- _SUPPLIED RECORDS_:
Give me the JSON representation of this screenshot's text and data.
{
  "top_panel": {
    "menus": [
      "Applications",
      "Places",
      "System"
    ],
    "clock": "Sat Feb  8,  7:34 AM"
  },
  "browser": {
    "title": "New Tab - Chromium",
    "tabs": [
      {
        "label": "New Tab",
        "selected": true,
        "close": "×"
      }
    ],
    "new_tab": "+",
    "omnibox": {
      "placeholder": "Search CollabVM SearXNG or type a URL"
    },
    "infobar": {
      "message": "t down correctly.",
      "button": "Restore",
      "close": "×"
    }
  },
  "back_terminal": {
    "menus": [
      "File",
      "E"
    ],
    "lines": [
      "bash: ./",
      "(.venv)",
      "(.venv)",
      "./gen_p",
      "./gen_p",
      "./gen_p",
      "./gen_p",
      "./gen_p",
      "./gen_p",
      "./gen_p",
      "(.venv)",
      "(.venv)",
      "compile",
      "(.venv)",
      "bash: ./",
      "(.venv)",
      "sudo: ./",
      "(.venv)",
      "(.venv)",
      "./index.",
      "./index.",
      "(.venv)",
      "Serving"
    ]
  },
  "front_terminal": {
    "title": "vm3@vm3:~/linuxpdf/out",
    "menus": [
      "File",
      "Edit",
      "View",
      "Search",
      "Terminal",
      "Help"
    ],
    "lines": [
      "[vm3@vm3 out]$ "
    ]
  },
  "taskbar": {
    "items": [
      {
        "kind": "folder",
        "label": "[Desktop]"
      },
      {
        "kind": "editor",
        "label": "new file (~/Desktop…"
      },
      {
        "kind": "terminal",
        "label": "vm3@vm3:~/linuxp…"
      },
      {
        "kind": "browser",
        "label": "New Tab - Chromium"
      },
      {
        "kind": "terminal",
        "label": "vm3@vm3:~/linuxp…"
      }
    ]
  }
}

- _WHAT TO WORK ON_: List all lines in the material containing the string "Search".

- _RESULT OF THIS TASK_:
      "placeholder": "Search CollabVM SearXNG or type a URL"
      "Search",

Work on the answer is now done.